Task directions
Your task is to gather the lines below that hold the string "this".

Input records
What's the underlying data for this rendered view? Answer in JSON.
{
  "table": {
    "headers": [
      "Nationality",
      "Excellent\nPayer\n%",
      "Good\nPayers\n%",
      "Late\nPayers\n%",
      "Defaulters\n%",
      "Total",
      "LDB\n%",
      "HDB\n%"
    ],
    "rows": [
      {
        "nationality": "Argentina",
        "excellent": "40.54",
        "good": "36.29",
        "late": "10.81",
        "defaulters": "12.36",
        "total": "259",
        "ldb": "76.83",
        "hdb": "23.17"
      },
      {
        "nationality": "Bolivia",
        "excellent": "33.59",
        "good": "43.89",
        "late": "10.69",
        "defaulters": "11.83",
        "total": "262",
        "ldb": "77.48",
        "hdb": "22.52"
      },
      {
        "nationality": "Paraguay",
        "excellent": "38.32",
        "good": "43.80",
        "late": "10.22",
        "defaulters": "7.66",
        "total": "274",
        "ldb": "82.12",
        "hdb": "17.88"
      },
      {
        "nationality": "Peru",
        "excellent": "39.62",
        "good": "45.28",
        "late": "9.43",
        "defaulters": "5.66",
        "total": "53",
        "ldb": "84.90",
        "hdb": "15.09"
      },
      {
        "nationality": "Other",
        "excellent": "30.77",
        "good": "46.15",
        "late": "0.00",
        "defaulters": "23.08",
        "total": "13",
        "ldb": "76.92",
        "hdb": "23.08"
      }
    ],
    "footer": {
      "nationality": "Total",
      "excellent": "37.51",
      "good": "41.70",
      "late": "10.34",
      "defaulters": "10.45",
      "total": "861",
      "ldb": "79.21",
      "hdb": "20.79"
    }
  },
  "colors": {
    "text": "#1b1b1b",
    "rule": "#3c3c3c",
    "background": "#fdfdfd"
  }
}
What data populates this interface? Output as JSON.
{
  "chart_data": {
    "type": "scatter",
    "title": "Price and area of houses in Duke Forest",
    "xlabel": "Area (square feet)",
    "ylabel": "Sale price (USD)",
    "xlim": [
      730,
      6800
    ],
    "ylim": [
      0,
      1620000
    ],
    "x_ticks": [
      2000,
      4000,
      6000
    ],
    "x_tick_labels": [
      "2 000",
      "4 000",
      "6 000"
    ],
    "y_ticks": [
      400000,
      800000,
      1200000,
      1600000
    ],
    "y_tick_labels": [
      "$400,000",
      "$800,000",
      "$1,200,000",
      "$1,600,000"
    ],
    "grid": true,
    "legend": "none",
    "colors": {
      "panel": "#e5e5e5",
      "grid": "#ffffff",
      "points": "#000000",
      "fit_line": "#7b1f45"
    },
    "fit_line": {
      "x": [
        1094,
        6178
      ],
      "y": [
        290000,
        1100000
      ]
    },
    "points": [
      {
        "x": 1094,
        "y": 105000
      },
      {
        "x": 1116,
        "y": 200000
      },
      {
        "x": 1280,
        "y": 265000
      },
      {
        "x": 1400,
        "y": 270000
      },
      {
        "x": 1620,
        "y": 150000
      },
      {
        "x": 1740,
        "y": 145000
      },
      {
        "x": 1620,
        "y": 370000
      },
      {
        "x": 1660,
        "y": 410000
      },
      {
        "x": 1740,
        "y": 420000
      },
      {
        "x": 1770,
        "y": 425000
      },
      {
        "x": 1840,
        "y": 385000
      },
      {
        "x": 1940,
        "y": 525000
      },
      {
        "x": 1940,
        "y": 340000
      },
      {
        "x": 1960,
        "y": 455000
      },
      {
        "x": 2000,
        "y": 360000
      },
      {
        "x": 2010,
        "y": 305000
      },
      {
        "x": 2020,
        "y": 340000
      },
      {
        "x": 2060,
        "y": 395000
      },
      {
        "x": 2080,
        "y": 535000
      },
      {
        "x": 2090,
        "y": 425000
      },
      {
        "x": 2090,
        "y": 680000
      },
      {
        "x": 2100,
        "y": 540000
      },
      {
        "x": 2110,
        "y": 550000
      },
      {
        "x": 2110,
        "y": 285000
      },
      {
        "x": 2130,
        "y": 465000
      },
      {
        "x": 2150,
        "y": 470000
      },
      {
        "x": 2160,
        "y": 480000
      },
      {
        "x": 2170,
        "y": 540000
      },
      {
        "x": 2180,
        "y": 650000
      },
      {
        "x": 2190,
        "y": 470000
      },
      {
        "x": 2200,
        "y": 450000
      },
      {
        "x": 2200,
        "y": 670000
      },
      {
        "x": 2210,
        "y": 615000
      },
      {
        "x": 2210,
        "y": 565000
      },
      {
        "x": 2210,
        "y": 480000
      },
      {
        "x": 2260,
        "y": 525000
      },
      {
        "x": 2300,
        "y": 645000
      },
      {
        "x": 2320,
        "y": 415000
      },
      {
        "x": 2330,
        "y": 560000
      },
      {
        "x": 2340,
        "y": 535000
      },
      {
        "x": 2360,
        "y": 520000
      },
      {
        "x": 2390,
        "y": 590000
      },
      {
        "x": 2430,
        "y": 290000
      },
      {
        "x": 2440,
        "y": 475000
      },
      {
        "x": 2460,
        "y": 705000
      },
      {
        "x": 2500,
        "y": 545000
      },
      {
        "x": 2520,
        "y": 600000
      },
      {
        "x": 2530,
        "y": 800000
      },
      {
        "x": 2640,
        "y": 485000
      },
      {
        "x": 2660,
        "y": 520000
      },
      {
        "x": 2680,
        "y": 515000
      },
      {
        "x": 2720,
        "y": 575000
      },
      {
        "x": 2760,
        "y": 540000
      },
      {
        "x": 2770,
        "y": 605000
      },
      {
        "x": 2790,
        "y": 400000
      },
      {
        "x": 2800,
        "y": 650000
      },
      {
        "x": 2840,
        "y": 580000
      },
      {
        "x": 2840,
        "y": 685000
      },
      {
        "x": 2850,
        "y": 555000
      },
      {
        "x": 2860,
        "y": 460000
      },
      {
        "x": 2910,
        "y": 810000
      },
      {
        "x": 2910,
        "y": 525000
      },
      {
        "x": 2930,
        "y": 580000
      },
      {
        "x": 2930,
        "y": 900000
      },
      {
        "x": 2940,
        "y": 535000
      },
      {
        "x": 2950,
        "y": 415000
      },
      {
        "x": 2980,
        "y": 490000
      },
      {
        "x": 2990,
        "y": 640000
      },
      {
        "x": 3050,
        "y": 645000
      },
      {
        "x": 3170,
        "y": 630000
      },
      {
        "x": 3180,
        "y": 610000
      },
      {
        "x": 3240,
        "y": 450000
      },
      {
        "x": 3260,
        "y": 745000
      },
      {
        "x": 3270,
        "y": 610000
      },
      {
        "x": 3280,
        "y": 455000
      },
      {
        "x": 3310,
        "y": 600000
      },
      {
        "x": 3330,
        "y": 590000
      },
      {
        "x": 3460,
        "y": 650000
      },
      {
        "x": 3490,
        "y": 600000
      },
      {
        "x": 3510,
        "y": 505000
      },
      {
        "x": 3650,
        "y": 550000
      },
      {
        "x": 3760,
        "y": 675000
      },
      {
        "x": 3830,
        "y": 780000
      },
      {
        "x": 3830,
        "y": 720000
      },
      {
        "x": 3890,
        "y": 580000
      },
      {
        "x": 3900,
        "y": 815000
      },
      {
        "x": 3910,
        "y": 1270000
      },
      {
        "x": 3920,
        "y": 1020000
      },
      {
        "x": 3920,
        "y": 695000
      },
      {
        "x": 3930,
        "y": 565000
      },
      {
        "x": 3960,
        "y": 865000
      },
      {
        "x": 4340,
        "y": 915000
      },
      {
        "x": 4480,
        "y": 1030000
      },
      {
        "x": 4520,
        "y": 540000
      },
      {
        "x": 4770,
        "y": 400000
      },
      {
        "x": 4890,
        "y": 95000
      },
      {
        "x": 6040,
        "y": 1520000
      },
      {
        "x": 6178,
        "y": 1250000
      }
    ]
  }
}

Complete response
What's the underlying data for this rendered view? Answer in JSON.
What data populates this interface? Output as JSON.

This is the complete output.